**Exercise task:** Go through the listing and return every line with "review" in it.

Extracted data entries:
------

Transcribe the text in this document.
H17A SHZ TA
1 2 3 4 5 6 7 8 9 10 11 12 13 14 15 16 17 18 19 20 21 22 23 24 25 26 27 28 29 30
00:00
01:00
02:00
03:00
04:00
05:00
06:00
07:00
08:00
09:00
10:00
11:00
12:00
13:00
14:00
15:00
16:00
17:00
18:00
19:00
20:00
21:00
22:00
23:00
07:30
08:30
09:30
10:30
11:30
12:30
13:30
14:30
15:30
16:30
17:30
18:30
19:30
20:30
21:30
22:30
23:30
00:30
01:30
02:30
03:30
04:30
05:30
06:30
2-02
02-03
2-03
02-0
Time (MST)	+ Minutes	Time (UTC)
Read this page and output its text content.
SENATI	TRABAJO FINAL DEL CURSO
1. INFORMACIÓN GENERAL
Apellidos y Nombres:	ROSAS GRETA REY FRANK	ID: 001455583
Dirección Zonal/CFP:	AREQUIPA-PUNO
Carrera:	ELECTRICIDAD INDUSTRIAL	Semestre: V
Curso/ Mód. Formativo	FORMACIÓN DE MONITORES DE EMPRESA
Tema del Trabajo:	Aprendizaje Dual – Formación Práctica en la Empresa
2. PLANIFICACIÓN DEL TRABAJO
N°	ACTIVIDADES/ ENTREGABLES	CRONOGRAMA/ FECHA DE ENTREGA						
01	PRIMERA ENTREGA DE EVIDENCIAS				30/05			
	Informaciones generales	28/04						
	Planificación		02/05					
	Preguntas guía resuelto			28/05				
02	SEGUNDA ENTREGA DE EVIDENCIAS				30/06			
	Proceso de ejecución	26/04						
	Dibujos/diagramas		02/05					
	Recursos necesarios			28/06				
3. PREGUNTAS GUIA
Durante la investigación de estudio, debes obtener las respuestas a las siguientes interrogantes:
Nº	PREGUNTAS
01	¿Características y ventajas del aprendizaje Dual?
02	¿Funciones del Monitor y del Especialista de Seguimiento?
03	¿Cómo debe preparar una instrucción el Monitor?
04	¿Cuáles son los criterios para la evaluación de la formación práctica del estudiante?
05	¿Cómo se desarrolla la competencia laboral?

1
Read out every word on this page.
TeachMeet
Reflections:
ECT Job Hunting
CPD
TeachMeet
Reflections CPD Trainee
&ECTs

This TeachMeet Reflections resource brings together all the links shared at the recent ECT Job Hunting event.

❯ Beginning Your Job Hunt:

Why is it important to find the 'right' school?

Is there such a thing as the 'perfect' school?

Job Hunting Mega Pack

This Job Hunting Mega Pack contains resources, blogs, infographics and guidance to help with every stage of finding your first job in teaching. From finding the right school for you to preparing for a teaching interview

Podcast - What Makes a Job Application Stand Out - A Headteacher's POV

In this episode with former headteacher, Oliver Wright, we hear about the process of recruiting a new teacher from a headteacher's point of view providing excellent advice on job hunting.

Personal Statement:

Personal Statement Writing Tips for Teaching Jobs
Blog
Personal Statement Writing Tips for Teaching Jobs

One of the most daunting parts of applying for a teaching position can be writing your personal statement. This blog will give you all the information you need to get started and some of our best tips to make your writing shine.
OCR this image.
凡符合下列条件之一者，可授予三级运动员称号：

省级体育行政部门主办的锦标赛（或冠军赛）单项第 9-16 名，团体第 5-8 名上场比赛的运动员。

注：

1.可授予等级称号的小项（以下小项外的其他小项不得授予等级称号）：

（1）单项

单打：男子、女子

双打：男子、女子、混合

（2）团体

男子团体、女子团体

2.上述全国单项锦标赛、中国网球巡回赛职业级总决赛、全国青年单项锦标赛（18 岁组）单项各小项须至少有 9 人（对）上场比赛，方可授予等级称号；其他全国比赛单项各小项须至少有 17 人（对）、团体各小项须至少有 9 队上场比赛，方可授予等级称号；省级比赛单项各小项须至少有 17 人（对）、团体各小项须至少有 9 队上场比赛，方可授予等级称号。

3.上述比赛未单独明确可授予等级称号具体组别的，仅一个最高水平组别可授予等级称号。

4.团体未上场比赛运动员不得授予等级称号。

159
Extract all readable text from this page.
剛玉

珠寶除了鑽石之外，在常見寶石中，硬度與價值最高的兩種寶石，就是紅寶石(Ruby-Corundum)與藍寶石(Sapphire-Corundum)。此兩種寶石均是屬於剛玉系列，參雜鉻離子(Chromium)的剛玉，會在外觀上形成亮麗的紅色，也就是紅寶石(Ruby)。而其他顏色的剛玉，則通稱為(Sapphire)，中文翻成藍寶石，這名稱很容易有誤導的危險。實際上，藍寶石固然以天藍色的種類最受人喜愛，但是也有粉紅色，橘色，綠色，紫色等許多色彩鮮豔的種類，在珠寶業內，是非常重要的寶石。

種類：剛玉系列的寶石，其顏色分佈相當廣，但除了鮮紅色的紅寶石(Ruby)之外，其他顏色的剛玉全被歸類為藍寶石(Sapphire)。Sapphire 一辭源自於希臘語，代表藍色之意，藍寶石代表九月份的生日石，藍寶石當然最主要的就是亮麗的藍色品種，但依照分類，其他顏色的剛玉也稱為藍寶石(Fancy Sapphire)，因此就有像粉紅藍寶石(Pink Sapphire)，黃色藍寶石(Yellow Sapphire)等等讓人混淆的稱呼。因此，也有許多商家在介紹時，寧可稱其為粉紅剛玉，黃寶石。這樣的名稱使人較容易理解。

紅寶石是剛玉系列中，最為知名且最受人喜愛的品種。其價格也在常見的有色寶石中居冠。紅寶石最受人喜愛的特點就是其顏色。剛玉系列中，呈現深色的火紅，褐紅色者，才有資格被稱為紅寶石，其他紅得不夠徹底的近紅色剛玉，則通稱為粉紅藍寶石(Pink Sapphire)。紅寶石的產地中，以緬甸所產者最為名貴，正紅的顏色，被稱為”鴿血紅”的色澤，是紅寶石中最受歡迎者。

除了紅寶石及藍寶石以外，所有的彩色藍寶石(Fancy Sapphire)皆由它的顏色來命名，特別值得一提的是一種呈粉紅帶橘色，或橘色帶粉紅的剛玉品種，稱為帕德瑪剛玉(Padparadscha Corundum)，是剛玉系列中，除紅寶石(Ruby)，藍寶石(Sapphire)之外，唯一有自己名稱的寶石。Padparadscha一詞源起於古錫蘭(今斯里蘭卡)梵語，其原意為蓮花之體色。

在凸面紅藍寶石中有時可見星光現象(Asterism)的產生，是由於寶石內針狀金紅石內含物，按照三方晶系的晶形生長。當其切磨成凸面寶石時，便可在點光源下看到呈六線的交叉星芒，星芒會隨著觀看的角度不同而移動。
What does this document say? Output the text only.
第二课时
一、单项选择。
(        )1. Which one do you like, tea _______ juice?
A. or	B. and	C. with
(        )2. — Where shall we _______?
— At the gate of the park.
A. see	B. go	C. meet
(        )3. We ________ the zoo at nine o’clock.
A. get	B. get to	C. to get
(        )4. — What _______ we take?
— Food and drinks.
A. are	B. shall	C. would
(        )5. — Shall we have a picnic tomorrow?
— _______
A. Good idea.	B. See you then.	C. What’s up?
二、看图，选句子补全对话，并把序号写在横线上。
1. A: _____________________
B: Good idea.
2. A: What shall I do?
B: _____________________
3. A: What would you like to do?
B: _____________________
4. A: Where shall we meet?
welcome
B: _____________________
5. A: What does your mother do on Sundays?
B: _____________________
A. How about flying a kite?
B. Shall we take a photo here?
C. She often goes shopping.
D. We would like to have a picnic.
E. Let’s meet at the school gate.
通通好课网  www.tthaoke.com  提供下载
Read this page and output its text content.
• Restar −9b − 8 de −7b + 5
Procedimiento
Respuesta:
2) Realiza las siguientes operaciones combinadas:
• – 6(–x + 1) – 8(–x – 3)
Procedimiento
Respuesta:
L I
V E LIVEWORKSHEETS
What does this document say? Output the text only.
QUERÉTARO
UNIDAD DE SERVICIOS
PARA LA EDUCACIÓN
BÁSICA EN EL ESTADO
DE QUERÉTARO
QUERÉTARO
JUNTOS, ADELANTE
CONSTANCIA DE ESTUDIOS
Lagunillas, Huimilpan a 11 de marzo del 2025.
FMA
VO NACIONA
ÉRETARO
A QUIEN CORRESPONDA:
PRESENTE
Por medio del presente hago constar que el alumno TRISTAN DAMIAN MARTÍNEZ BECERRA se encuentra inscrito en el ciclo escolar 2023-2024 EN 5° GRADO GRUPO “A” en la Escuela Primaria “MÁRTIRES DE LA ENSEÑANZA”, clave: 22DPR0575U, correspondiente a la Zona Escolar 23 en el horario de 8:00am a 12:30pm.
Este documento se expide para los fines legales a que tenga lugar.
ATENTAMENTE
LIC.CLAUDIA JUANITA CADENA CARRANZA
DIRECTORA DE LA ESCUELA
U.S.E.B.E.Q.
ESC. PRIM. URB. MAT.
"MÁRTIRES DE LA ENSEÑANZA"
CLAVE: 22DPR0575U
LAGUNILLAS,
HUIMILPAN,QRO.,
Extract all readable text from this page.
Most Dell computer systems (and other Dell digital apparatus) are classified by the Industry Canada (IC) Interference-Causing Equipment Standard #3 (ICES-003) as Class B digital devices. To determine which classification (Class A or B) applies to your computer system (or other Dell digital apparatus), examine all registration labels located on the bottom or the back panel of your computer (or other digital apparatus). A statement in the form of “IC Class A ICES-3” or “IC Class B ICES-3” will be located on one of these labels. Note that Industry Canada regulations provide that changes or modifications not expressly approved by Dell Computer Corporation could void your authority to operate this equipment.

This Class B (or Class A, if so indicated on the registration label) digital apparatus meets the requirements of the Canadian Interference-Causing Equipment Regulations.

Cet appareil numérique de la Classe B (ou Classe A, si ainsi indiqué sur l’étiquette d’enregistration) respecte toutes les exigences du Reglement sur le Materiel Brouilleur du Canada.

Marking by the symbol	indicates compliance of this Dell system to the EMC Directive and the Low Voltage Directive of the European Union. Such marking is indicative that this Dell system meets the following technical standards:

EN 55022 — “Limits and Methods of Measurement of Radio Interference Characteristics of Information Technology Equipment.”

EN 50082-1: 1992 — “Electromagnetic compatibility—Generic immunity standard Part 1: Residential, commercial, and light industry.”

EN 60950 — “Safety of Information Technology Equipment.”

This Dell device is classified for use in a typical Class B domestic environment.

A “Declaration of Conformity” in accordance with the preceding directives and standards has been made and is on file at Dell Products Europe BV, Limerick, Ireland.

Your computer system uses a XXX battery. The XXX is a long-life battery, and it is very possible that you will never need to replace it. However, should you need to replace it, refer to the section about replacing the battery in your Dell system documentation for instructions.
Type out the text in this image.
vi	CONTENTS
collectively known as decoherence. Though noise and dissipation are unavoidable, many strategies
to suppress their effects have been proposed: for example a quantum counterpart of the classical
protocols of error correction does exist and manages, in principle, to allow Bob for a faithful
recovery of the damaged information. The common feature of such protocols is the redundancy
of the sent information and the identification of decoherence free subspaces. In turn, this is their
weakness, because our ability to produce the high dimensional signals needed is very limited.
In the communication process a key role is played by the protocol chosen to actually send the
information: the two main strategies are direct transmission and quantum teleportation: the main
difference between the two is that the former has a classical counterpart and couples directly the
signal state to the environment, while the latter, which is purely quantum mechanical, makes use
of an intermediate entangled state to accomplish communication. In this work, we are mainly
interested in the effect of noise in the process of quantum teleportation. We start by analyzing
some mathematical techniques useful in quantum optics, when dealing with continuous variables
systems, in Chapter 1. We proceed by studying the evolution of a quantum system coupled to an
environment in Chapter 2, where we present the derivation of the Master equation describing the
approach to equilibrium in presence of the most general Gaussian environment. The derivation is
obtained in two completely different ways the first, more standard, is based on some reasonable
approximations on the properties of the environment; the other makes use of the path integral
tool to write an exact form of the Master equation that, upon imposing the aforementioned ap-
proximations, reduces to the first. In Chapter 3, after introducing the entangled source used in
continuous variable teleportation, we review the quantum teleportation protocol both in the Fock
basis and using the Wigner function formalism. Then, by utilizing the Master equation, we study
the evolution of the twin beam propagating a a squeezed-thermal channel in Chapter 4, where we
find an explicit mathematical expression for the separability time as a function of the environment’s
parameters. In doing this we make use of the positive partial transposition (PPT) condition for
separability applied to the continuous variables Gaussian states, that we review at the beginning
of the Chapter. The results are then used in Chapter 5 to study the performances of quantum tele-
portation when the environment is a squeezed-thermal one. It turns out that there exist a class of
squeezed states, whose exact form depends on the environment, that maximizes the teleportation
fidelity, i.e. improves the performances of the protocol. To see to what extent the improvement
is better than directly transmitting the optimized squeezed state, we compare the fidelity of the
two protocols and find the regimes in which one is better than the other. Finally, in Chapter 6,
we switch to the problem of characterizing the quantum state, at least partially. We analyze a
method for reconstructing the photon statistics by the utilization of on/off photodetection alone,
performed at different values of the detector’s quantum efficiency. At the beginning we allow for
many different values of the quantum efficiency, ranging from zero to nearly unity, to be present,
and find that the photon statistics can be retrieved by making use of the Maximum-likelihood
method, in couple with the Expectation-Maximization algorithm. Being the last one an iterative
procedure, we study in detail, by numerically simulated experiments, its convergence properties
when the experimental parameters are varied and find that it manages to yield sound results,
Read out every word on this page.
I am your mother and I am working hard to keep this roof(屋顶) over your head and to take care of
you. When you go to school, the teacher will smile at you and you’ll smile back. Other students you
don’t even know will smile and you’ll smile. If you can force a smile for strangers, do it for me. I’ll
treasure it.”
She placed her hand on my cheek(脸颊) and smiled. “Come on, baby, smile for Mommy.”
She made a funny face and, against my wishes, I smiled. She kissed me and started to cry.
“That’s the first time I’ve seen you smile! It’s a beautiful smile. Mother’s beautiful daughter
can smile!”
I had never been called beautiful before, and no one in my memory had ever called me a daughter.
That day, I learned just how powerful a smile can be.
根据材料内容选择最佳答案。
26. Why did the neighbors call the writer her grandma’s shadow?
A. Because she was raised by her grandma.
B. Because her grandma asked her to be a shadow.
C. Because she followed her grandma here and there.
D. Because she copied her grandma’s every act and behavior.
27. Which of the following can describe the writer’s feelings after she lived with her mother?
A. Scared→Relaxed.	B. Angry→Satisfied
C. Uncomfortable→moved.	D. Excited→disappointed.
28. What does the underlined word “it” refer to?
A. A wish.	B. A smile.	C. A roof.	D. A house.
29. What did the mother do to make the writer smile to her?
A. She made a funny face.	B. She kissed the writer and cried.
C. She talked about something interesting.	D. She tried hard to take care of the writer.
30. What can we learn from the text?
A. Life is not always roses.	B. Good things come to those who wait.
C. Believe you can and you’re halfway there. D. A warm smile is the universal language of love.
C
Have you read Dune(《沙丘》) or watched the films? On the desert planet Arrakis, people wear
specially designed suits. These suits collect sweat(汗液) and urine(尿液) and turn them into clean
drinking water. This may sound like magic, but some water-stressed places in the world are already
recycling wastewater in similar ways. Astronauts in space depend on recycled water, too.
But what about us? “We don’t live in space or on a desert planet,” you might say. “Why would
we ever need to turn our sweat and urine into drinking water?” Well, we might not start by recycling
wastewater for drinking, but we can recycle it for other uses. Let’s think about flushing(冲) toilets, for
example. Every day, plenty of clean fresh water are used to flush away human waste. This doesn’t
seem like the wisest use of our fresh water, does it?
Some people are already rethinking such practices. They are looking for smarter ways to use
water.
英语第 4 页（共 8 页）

------

**Solution to this problem:**
continuous variable teleportation, we review the quantum teleportation protocol both in the Fock
separability applied to the continuous variables Gaussian states, that we review at the beginning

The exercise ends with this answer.